* **Instruction**
Copy out every line of the listing that follows, character for character.
Begin
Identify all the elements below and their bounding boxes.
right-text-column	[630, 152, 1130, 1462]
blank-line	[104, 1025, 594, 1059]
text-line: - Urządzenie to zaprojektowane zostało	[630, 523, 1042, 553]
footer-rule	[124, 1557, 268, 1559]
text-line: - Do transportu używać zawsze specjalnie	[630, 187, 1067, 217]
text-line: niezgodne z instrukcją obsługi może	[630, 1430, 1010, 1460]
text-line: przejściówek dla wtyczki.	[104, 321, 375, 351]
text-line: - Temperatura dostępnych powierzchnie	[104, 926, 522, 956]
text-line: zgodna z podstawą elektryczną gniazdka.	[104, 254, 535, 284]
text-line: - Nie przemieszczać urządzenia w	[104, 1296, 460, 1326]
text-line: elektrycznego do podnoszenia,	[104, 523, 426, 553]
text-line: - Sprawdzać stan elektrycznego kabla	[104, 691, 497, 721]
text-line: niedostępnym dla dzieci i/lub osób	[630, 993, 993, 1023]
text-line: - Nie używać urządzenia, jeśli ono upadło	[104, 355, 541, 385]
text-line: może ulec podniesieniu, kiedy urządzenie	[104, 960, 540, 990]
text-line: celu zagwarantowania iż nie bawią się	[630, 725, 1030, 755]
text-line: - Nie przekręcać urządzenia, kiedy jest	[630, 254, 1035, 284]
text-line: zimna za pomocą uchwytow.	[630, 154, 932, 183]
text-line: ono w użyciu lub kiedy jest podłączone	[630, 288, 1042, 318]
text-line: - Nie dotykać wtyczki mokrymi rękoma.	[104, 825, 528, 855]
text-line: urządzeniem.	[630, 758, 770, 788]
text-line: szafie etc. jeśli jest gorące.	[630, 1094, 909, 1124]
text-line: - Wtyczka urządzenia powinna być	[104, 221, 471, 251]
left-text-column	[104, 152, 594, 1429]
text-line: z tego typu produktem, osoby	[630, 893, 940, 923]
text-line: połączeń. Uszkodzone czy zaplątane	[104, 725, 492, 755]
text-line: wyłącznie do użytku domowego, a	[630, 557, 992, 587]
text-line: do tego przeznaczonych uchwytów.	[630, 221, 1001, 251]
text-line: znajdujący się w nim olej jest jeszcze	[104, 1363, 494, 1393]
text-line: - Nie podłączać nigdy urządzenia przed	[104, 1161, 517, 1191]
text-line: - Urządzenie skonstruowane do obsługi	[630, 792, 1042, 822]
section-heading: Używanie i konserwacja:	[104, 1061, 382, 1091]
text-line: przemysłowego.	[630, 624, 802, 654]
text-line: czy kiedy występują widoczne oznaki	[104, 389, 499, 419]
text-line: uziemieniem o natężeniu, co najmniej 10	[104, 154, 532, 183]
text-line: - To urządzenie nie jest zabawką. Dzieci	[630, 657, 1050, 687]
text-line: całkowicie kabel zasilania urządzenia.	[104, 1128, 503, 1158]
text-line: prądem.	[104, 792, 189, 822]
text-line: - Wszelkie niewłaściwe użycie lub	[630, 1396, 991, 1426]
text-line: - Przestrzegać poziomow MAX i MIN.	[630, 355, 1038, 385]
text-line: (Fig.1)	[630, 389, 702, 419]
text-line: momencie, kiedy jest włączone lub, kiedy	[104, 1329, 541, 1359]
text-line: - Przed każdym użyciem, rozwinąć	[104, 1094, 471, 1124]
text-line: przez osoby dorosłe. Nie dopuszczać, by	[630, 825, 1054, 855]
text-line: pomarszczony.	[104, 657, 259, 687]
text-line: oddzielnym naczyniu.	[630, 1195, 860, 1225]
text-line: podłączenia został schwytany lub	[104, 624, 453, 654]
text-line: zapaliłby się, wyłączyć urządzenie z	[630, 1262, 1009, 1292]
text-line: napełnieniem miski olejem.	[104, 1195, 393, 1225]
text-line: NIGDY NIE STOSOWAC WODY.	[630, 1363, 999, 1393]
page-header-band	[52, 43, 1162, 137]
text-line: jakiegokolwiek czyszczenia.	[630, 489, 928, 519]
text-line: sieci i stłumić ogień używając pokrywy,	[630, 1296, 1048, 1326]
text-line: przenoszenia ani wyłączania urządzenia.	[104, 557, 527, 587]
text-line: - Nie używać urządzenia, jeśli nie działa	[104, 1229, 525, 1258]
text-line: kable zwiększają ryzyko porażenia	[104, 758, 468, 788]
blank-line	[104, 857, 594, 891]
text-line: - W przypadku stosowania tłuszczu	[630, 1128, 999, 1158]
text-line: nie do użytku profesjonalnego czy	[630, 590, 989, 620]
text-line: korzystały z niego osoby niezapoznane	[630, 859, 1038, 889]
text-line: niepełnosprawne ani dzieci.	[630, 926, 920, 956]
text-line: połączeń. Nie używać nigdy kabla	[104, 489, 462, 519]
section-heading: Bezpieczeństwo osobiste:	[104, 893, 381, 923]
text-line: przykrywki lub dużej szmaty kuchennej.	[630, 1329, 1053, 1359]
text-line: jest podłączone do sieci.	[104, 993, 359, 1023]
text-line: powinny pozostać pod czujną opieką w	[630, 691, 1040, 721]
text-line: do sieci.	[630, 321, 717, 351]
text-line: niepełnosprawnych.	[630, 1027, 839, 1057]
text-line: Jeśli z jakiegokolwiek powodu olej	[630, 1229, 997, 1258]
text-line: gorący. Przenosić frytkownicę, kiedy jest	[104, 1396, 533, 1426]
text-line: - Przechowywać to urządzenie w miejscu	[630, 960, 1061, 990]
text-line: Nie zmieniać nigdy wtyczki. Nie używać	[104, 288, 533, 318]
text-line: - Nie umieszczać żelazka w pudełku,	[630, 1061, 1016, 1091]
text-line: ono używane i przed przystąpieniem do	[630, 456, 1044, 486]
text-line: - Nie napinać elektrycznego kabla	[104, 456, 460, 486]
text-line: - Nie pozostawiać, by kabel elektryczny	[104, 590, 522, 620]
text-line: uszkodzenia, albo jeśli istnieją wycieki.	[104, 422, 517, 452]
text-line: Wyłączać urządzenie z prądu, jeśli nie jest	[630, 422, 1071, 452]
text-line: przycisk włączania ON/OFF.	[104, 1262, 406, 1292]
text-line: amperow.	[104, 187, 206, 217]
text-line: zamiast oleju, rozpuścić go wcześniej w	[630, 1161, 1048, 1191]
End
* **Response to the exercise**
Identify all the elements below and their bounding boxes.
right-text-column	[630, 152, 1130, 1462]
blank-line	[104, 1025, 594, 1059]
text-line: - Urządzenie to zaprojektowane zostało	[630, 523, 1042, 553]
footer-rule	[124, 1557, 268, 1559]
text-line: - Do transportu używać zawsze specjalnie	[630, 187, 1067, 217]
text-line: niezgodne z instrukcją obsługi może	[630, 1430, 1010, 1460]
text-line: przejściówek dla wtyczki.	[104, 321, 375, 351]
text-line: - Temperatura dostępnych powierzchnie	[104, 926, 522, 956]
text-line: zgodna z podstawą elektryczną gniazdka.	[104, 254, 535, 284]
text-line: - Nie przemieszczać urządzenia w	[104, 1296, 460, 1326]
text-line: elektrycznego do podnoszenia,	[104, 523, 426, 553]
text-line: - Sprawdzać stan elektrycznego kabla	[104, 691, 497, 721]
text-line: niedostępnym dla dzieci i/lub osób	[630, 993, 993, 1023]
text-line: - Nie używać urządzenia, jeśli ono upadło	[104, 355, 541, 385]
text-line: może ulec podniesieniu, kiedy urządzenie	[104, 960, 540, 990]
text-line: celu zagwarantowania iż nie bawią się	[630, 725, 1030, 755]
text-line: - Nie przekręcać urządzenia, kiedy jest	[630, 254, 1035, 284]
text-line: zimna za pomocą uchwytow.	[630, 154, 932, 183]
text-line: ono w użyciu lub kiedy jest podłączone	[630, 288, 1042, 318]
text-line: - Nie dotykać wtyczki mokrymi rękoma.	[104, 825, 528, 855]
text-line: urządzeniem.	[630, 758, 770, 788]
text-line: szafie etc. jeśli jest gorące.	[630, 1094, 909, 1124]
text-line: - Wtyczka urządzenia powinna być	[104, 221, 471, 251]
left-text-column	[104, 152, 594, 1429]
text-line: z tego typu produktem, osoby	[630, 893, 940, 923]
text-line: połączeń. Uszkodzone czy zaplątane	[104, 725, 492, 755]
text-line: wyłącznie do użytku domowego, a	[630, 557, 992, 587]
text-line: do tego przeznaczonych uchwytów.	[630, 221, 1001, 251]
text-line: znajdujący się w nim olej jest jeszcze	[104, 1363, 494, 1393]
text-line: - Nie podłączać nigdy urządzenia przed	[104, 1161, 517, 1191]
text-line: - Urządzenie skonstruowane do obsługi	[630, 792, 1042, 822]
section-heading: Używanie i konserwacja:	[104, 1061, 382, 1091]
text-line: przemysłowego.	[630, 624, 802, 654]
text-line: czy kiedy występują widoczne oznaki	[104, 389, 499, 419]
text-line: uziemieniem o natężeniu, co najmniej 10	[104, 154, 532, 183]
text-line: - To urządzenie nie jest zabawką. Dzieci	[630, 657, 1050, 687]
text-line: całkowicie kabel zasilania urządzenia.	[104, 1128, 503, 1158]
text-line: prądem.	[104, 792, 189, 822]
text-line: - Wszelkie niewłaściwe użycie lub	[630, 1396, 991, 1426]
text-line: - Przestrzegać poziomow MAX i MIN.	[630, 355, 1038, 385]
text-line: (Fig.1)	[630, 389, 702, 419]
text-line: momencie, kiedy jest włączone lub, kiedy	[104, 1329, 541, 1359]
text-line: - Przed każdym użyciem, rozwinąć	[104, 1094, 471, 1124]
text-line: przez osoby dorosłe. Nie dopuszczać, by	[630, 825, 1054, 855]
text-line: pomarszczony.	[104, 657, 259, 687]
text-line: oddzielnym naczyniu.	[630, 1195, 860, 1225]
text-line: podłączenia został schwytany lub	[104, 624, 453, 654]
text-line: zapaliłby się, wyłączyć urządzenie z	[630, 1262, 1009, 1292]
text-line: napełnieniem miski olejem.	[104, 1195, 393, 1225]
text-line: NIGDY NIE STOSOWAC WODY.	[630, 1363, 999, 1393]
page-header-band	[52, 43, 1162, 137]
text-line: jakiegokolwiek czyszczenia.	[630, 489, 928, 519]
text-line: sieci i stłumić ogień używając pokrywy,	[630, 1296, 1048, 1326]
text-line: przenoszenia ani wyłączania urządzenia.	[104, 557, 527, 587]
text-line: - Nie używać urządzenia, jeśli nie działa	[104, 1229, 525, 1258]
text-line: kable zwiększają ryzyko porażenia	[104, 758, 468, 788]
blank-line	[104, 857, 594, 891]
text-line: - W przypadku stosowania tłuszczu	[630, 1128, 999, 1158]
text-line: nie do użytku profesjonalnego czy	[630, 590, 989, 620]
text-line: korzystały z niego osoby niezapoznane	[630, 859, 1038, 889]
text-line: niepełnosprawne ani dzieci.	[630, 926, 920, 956]
text-line: połączeń. Nie używać nigdy kabla	[104, 489, 462, 519]
section-heading: Bezpieczeństwo osobiste:	[104, 893, 381, 923]
text-line: przykrywki lub dużej szmaty kuchennej.	[630, 1329, 1053, 1359]
text-line: jest podłączone do sieci.	[104, 993, 359, 1023]
text-line: powinny pozostać pod czujną opieką w	[630, 691, 1040, 721]
text-line: do sieci.	[630, 321, 717, 351]
text-line: niepełnosprawnych.	[630, 1027, 839, 1057]
text-line: Jeśli z jakiegokolwiek powodu olej	[630, 1229, 997, 1258]
text-line: gorący. Przenosić frytkownicę, kiedy jest	[104, 1396, 533, 1426]
text-line: - Przechowywać to urządzenie w miejscu	[630, 960, 1061, 990]
text-line: Nie zmieniać nigdy wtyczki. Nie używać	[104, 288, 533, 318]
text-line: - Nie umieszczać żelazka w pudełku,	[630, 1061, 1016, 1091]
text-line: ono używane i przed przystąpieniem do	[630, 456, 1044, 486]
text-line: - Nie napinać elektrycznego kabla	[104, 456, 460, 486]
text-line: - Nie pozostawiać, by kabel elektryczny	[104, 590, 522, 620]
text-line: uszkodzenia, albo jeśli istnieją wycieki.	[104, 422, 517, 452]
text-line: Wyłączać urządzenie z prądu, jeśli nie jest	[630, 422, 1071, 452]
text-line: przycisk włączania ON/OFF.	[104, 1262, 406, 1292]
text-line: amperow.	[104, 187, 206, 217]
text-line: zamiast oleju, rozpuścić go wcześniej w	[630, 1161, 1048, 1191]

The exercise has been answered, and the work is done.